[Figure contents as structured data]
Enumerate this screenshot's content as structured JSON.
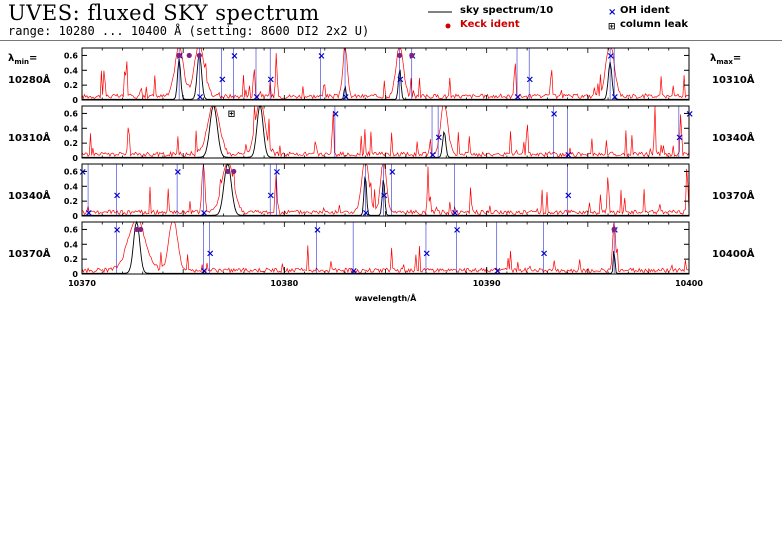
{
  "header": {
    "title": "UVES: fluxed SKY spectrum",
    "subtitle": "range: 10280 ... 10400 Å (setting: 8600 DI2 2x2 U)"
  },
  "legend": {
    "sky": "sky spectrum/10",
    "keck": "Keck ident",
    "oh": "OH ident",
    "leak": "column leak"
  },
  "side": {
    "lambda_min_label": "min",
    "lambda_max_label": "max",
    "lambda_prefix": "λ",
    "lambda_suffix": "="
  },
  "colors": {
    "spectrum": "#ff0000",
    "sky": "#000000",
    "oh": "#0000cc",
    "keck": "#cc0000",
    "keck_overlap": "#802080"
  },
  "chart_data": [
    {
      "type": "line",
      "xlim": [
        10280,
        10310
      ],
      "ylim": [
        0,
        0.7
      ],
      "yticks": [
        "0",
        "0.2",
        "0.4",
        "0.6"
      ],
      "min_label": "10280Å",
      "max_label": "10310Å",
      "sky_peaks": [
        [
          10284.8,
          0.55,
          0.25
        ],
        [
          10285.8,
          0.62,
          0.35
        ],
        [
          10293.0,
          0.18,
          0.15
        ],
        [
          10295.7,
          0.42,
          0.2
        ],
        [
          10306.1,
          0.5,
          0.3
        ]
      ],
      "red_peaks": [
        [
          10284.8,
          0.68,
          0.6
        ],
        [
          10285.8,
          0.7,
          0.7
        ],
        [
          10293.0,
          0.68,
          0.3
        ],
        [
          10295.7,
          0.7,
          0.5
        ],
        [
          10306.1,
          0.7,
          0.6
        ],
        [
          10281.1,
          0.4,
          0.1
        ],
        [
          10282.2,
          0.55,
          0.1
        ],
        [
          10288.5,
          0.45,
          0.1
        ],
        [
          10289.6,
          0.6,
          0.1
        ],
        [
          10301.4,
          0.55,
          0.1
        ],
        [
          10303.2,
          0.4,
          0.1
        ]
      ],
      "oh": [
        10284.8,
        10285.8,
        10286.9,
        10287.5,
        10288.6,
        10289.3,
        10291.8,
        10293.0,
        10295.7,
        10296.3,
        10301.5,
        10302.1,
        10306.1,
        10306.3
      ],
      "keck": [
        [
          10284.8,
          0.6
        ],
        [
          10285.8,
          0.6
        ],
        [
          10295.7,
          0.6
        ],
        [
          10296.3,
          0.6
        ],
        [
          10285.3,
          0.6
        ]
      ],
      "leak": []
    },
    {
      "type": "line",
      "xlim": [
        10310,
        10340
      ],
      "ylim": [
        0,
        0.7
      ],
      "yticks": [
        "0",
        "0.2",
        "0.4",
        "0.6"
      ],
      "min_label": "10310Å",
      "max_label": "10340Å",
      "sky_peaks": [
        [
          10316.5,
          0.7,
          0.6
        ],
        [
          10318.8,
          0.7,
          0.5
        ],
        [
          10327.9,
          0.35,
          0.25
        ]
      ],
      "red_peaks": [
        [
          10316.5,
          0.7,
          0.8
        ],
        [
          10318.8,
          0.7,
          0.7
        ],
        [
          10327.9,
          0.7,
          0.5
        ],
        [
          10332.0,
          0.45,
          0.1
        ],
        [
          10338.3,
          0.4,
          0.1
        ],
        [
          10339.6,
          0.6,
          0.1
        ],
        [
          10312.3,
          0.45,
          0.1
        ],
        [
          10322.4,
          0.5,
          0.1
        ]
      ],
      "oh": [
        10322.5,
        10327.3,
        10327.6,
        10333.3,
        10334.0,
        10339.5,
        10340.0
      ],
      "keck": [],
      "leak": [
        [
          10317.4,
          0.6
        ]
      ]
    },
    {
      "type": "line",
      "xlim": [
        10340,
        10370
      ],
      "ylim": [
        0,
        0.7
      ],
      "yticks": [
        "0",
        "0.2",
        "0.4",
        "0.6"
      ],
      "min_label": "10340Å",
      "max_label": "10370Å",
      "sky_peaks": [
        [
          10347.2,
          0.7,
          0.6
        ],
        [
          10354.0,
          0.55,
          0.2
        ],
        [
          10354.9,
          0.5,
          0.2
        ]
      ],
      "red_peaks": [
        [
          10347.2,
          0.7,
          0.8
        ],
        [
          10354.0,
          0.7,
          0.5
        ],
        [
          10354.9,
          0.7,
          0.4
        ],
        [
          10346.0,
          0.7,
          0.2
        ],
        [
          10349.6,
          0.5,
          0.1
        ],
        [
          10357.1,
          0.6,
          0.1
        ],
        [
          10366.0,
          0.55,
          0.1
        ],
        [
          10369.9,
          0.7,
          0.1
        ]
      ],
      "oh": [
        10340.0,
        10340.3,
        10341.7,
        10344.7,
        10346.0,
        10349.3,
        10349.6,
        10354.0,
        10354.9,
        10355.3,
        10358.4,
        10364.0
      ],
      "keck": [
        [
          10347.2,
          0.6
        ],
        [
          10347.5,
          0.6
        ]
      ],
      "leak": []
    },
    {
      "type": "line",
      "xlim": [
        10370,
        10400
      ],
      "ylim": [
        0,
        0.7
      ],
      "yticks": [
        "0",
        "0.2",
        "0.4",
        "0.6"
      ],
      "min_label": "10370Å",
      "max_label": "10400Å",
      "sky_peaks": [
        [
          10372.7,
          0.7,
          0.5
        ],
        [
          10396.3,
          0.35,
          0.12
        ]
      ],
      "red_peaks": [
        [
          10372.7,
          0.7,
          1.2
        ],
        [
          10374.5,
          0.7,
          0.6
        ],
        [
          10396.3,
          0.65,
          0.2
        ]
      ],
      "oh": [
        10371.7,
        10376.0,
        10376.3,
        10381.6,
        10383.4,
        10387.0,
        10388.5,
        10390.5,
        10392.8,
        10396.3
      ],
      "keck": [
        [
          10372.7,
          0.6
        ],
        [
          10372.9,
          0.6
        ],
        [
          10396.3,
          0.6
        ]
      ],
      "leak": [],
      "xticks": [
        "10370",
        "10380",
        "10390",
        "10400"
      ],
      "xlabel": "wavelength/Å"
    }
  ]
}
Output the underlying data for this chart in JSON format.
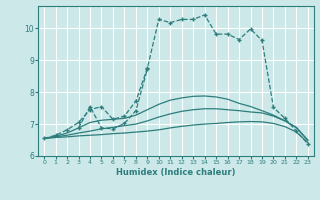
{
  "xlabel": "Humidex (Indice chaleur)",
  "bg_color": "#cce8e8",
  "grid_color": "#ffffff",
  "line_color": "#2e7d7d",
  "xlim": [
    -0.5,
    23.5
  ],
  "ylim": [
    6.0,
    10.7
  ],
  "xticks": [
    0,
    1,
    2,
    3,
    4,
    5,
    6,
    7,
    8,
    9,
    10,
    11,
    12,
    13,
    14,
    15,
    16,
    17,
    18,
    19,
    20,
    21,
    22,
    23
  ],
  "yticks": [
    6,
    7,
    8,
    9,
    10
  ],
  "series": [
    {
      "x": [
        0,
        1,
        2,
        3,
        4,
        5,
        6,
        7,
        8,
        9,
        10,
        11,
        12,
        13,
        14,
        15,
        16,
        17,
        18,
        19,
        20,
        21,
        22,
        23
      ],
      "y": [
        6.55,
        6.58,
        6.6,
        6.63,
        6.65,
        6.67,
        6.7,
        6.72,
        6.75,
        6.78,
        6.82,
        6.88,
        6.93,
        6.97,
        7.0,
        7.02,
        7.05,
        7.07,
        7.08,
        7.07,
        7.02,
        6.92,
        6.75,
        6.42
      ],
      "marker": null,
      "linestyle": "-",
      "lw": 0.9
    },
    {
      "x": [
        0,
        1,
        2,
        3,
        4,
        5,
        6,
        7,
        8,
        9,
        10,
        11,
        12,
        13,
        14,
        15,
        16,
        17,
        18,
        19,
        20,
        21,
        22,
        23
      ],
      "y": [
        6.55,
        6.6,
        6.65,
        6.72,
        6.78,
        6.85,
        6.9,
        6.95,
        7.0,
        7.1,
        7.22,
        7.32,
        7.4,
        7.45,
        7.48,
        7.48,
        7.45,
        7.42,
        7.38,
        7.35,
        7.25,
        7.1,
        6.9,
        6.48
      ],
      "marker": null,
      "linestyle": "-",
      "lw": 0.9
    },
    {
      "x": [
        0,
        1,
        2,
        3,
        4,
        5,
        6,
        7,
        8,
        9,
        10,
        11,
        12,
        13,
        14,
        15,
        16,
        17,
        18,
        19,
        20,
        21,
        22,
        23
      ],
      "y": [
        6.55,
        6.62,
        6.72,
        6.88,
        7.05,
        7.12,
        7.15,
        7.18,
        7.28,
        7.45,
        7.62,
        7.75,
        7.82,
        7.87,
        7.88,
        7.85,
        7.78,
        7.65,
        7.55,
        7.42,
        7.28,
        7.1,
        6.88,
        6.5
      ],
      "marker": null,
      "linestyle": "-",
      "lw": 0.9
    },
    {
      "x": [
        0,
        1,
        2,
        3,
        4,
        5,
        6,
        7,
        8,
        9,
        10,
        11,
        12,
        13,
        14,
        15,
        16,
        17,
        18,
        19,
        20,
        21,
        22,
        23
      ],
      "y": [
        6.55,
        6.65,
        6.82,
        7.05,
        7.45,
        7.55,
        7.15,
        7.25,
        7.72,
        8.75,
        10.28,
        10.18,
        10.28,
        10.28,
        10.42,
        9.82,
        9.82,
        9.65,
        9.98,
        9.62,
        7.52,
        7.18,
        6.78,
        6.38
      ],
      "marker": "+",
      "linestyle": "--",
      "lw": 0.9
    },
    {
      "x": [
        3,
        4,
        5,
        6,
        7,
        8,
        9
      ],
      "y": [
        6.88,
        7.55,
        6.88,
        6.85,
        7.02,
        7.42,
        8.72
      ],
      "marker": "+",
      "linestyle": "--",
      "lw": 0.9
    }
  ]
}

> _What is required_: Give the count of lines in the listing above that include "this", with no other words.

> _Exercise solution_: 2